==== DATASET RECORDS ====
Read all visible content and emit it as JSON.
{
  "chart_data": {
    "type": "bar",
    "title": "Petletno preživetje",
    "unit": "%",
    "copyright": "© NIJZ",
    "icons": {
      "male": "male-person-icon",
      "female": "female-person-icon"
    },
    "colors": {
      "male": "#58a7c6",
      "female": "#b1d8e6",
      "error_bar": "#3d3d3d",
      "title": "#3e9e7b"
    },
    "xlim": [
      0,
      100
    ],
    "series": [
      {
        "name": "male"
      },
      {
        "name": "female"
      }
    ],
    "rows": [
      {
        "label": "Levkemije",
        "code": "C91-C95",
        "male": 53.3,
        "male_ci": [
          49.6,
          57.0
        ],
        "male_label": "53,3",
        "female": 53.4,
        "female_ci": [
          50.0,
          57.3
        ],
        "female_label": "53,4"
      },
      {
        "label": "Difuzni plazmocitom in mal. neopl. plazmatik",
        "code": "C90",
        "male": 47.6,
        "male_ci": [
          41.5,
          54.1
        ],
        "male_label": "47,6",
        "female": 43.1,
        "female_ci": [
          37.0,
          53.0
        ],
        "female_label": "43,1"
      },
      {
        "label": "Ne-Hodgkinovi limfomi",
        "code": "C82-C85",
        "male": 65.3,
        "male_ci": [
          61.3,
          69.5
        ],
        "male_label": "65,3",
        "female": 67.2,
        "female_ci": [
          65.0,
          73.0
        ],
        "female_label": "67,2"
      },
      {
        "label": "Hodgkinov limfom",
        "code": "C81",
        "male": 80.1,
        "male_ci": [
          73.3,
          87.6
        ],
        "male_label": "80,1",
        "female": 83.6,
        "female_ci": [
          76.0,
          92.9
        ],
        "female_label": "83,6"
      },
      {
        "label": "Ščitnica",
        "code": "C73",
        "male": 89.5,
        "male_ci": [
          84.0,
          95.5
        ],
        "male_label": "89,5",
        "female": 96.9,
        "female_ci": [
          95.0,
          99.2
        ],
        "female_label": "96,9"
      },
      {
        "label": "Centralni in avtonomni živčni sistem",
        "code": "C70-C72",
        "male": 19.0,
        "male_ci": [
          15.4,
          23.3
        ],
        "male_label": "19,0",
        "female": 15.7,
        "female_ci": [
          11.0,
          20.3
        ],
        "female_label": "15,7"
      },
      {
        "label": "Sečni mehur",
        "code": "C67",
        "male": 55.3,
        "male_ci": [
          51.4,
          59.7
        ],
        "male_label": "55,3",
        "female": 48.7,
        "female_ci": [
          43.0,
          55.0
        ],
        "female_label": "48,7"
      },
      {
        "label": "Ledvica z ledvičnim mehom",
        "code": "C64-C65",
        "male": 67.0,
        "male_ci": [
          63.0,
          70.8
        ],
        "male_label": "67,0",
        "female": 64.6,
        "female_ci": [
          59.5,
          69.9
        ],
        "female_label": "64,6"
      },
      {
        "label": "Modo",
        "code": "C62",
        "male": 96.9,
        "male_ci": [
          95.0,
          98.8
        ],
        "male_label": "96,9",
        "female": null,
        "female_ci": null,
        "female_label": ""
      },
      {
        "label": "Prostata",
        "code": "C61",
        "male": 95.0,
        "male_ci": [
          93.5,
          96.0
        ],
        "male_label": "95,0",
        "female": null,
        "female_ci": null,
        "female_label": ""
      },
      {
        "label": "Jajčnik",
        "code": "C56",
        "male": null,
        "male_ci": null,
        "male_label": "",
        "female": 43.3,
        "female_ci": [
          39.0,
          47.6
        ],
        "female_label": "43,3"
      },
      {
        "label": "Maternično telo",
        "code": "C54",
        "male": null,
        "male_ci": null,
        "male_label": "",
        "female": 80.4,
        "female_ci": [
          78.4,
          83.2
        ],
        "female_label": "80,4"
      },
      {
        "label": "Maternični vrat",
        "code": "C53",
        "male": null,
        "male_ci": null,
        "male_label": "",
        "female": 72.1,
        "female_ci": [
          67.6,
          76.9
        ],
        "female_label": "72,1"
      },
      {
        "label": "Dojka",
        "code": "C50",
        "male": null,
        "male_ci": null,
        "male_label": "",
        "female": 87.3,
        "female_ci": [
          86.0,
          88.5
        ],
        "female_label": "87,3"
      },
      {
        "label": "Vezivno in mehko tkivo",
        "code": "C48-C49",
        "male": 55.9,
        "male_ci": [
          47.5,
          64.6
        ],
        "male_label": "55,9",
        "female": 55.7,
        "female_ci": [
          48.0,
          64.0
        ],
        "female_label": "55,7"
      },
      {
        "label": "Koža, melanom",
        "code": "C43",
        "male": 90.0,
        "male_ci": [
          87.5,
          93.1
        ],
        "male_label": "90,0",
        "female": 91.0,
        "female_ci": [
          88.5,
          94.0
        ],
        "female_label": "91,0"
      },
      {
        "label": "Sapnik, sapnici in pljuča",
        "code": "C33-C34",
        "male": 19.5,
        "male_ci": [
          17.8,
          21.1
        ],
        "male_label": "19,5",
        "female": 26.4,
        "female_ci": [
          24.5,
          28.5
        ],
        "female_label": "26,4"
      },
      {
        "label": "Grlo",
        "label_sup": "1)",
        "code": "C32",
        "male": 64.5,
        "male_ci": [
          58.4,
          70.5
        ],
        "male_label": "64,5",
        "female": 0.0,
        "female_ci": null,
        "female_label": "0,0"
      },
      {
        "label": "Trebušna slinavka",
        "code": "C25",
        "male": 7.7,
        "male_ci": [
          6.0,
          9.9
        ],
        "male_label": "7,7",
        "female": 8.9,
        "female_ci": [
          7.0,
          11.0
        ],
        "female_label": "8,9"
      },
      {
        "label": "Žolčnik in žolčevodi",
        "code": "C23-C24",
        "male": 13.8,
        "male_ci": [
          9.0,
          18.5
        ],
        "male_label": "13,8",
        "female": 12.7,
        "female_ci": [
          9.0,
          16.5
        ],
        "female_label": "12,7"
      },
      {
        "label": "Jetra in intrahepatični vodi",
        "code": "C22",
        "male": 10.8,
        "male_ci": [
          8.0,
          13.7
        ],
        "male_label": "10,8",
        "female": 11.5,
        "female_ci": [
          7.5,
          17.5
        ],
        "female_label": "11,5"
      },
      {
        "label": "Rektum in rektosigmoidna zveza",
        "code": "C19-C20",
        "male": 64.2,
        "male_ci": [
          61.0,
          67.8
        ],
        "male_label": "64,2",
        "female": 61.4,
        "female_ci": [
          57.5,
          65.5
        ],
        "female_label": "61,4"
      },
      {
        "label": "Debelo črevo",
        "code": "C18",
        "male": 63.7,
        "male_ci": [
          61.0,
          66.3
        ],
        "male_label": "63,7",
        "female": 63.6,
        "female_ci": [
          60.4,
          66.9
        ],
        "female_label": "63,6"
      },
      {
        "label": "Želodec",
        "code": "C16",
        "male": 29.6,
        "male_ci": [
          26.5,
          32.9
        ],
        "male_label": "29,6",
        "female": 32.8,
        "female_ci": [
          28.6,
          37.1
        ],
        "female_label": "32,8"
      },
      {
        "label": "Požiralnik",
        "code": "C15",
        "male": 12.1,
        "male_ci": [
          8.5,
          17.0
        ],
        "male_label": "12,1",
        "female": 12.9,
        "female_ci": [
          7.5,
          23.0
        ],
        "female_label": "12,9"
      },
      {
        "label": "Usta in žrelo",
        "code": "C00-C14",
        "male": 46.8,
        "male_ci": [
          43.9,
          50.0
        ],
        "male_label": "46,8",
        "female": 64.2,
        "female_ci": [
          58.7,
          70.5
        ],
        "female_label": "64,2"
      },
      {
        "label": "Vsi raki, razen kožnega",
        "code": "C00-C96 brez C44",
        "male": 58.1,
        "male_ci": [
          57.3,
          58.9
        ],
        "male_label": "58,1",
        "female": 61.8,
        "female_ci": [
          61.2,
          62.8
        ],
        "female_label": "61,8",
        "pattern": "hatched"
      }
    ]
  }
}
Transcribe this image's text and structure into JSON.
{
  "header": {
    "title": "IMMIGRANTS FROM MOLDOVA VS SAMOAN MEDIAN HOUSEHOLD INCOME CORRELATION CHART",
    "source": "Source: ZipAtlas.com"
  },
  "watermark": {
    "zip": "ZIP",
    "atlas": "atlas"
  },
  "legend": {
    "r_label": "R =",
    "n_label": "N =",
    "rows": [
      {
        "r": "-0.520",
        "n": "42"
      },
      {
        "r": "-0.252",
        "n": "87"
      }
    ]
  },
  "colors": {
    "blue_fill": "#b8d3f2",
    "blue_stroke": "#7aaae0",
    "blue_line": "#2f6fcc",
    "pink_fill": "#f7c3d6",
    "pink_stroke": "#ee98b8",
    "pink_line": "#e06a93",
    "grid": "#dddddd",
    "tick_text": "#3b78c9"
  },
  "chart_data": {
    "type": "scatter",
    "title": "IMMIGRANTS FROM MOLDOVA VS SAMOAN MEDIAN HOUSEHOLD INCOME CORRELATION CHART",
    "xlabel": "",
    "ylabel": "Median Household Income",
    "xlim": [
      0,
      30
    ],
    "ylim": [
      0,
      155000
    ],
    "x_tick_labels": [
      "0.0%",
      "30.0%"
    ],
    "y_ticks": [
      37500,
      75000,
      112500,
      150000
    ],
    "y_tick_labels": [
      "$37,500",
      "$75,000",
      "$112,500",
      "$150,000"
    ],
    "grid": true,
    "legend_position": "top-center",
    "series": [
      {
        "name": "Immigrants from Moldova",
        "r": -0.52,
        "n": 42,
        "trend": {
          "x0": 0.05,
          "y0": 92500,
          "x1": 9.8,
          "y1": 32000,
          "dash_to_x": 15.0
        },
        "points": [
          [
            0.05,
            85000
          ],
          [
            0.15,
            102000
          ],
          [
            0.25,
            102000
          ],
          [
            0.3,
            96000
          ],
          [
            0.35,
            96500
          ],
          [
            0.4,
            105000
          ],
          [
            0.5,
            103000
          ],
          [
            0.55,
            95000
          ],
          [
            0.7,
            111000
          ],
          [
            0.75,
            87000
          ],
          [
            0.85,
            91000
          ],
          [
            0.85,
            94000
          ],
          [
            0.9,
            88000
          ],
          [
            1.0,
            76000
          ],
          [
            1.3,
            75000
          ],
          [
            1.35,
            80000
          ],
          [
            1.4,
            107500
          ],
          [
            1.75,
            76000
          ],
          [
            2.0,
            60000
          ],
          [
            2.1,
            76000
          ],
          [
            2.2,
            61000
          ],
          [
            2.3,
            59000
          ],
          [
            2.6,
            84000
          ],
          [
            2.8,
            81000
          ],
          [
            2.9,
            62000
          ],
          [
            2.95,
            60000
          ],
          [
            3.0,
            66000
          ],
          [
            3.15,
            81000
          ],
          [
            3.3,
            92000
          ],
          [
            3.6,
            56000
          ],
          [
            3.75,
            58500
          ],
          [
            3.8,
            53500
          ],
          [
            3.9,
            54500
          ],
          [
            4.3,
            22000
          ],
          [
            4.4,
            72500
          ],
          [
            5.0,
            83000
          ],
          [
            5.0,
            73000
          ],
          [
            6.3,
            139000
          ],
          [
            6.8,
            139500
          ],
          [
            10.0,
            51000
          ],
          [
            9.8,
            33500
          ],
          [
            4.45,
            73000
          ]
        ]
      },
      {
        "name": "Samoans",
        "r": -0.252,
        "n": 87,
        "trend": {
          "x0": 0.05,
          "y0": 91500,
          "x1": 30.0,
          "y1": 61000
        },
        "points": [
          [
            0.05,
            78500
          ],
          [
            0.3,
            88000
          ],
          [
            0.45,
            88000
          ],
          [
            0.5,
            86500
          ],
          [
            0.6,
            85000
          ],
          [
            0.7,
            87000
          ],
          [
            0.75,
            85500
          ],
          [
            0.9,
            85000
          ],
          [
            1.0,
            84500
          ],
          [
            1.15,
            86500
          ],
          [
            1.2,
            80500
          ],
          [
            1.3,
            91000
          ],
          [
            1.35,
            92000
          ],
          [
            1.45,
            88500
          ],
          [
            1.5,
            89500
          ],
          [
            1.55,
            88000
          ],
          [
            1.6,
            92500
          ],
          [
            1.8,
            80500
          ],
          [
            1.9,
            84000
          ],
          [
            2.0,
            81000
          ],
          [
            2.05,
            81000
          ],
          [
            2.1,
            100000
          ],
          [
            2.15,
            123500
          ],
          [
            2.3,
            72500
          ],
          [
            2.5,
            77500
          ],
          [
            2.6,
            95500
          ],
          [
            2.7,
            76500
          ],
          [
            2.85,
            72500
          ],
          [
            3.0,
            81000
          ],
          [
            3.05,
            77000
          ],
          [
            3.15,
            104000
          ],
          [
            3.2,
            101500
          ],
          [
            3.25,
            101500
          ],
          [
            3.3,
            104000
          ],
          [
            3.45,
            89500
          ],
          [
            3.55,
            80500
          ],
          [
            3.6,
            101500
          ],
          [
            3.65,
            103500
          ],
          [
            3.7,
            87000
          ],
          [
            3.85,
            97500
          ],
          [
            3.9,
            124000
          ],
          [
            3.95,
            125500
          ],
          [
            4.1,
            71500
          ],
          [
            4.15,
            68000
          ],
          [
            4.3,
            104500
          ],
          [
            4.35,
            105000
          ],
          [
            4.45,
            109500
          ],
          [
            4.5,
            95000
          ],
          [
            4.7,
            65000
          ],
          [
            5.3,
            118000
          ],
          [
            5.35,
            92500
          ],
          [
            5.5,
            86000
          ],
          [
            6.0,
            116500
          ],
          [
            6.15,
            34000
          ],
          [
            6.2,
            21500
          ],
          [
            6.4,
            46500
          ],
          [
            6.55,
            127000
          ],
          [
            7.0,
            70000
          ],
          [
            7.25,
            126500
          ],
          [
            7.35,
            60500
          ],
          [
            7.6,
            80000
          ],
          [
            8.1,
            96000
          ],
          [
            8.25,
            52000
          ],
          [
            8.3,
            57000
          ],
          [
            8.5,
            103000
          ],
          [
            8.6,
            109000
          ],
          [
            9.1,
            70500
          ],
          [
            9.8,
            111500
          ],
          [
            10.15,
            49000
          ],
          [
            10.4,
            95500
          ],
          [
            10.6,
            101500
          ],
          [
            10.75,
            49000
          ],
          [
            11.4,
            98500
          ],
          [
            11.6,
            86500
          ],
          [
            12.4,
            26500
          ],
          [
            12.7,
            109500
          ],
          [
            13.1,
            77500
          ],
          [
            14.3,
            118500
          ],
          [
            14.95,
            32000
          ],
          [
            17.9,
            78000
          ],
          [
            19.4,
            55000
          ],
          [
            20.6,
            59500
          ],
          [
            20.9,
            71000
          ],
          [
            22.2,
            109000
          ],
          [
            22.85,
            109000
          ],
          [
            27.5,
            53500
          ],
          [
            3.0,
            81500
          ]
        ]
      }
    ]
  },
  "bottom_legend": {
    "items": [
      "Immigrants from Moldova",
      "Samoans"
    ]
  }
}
====
> [WHAT YOU ARE ASKED TO DO] Determine the count of lines in the data above with the string "title" in them, and give that count alone.

> [RESPONSE FOR THIS EXERCISE] 4